*Exercise description*.
Skip the pictures and quote all of the lines exactly.

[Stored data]
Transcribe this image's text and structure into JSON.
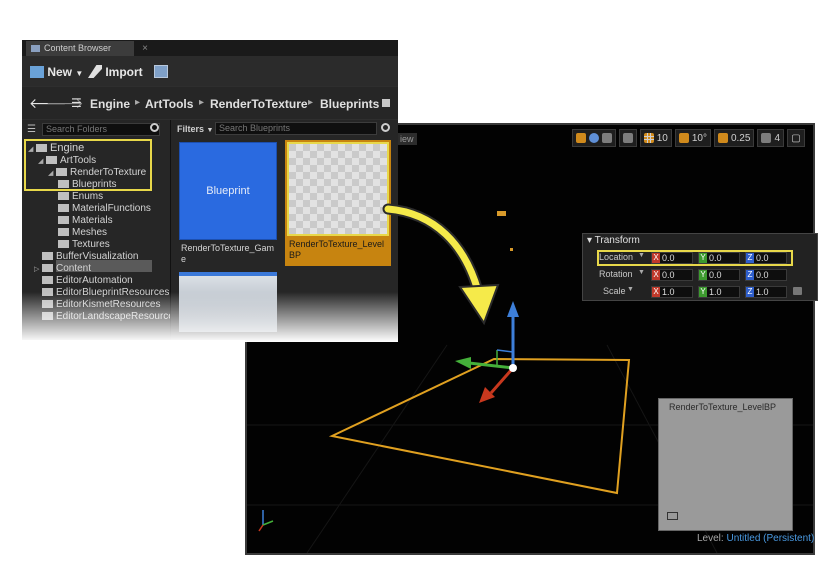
{
  "content_browser": {
    "tab_title": "Content Browser",
    "toolbar": {
      "new_label": "New",
      "import_label": "Import"
    },
    "breadcrumb": [
      "Engine",
      "ArtTools",
      "RenderToTexture",
      "Blueprints"
    ],
    "folder_search_placeholder": "Search Folders",
    "asset_search_placeholder": "Search Blueprints",
    "filters_label": "Filters",
    "tree": [
      "Engine",
      "ArtTools",
      "RenderToTexture",
      "Blueprints",
      "Enums",
      "MaterialFunctions",
      "Materials",
      "Meshes",
      "Textures",
      "BufferVisualization",
      "Content",
      "EditorAutomation",
      "EditorBlueprintResources",
      "EditorKismetResources",
      "EditorLandscapeResources"
    ],
    "assets": [
      {
        "thumb_label": "Blueprint",
        "name": "RenderToTexture_Game"
      },
      {
        "name": "RenderToTexture_LevelBP"
      }
    ]
  },
  "viewport": {
    "view_mode_fragment": "iew",
    "toolbar_values": {
      "grid_snap": "10",
      "rotation_snap": "10°",
      "scale_snap": "0.25",
      "camera_speed": "4"
    },
    "transform": {
      "title": "Transform",
      "rows": [
        {
          "label": "Location",
          "x": "0.0",
          "y": "0.0",
          "z": "0.0"
        },
        {
          "label": "Rotation",
          "x": "0.0",
          "y": "0.0",
          "z": "0.0"
        },
        {
          "label": "Scale",
          "x": "1.0",
          "y": "1.0",
          "z": "1.0"
        }
      ]
    },
    "preview_title": "RenderToTexture_LevelBP",
    "level_label": "Level:",
    "level_name": "Untitled (Persistent)"
  },
  "colors": {
    "highlight": "#e8d84a",
    "selection_orange": "#e0a020",
    "asset_blue": "#2a6ae0",
    "level_link": "#4a9ae2"
  },
  "icons": [
    "content-browser-icon",
    "new-asset-icon",
    "import-icon",
    "save-all-icon",
    "back-icon",
    "forward-icon",
    "path-menu-icon",
    "lock-icon",
    "search-icon",
    "folder-icon",
    "curved-arrow-icon",
    "translate-gizmo-icon",
    "axis-indicator-icon"
  ]
}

*Response*.
Transcribe this image's text and structure into JSON.
{
  "content_browser": {
    "tab_title": "Content Browser",
    "toolbar": {
      "new_label": "New",
      "import_label": "Import"
    },
    "breadcrumb": [
      "Engine",
      "ArtTools",
      "RenderToTexture",
      "Blueprints"
    ],
    "folder_search_placeholder": "Search Folders",
    "asset_search_placeholder": "Search Blueprints",
    "filters_label": "Filters",
    "tree": [
      "Engine",
      "ArtTools",
      "RenderToTexture",
      "Blueprints",
      "Enums",
      "MaterialFunctions",
      "Materials",
      "Meshes",
      "Textures",
      "BufferVisualization",
      "Content",
      "EditorAutomation",
      "EditorBlueprintResources",
      "EditorKismetResources",
      "EditorLandscapeResources"
    ],
    "assets": [
      {
        "thumb_label": "Blueprint",
        "name": "RenderToTexture_Game"
      },
      {
        "name": "RenderToTexture_LevelBP"
      }
    ]
  },
  "viewport": {
    "view_mode_fragment": "iew",
    "toolbar_values": {
      "grid_snap": "10",
      "rotation_snap": "10°",
      "scale_snap": "0.25",
      "camera_speed": "4"
    },
    "transform": {
      "title": "Transform",
      "rows": [
        {
          "label": "Location",
          "x": "0.0",
          "y": "0.0",
          "z": "0.0"
        },
        {
          "label": "Rotation",
          "x": "0.0",
          "y": "0.0",
          "z": "0.0"
        },
        {
          "label": "Scale",
          "x": "1.0",
          "y": "1.0",
          "z": "1.0"
        }
      ]
    },
    "preview_title": "RenderToTexture_LevelBP",
    "level_label": "Level:",
    "level_name": "Untitled (Persistent)"
  },
  "colors": {
    "highlight": "#e8d84a",
    "selection_orange": "#e0a020",
    "asset_blue": "#2a6ae0",
    "level_link": "#4a9ae2"
  },
  "icons": [
    "content-browser-icon",
    "new-asset-icon",
    "import-icon",
    "save-all-icon",
    "back-icon",
    "forward-icon",
    "path-menu-icon",
    "lock-icon",
    "search-icon",
    "folder-icon",
    "curved-arrow-icon",
    "translate-gizmo-icon",
    "axis-indicator-icon"
  ]
}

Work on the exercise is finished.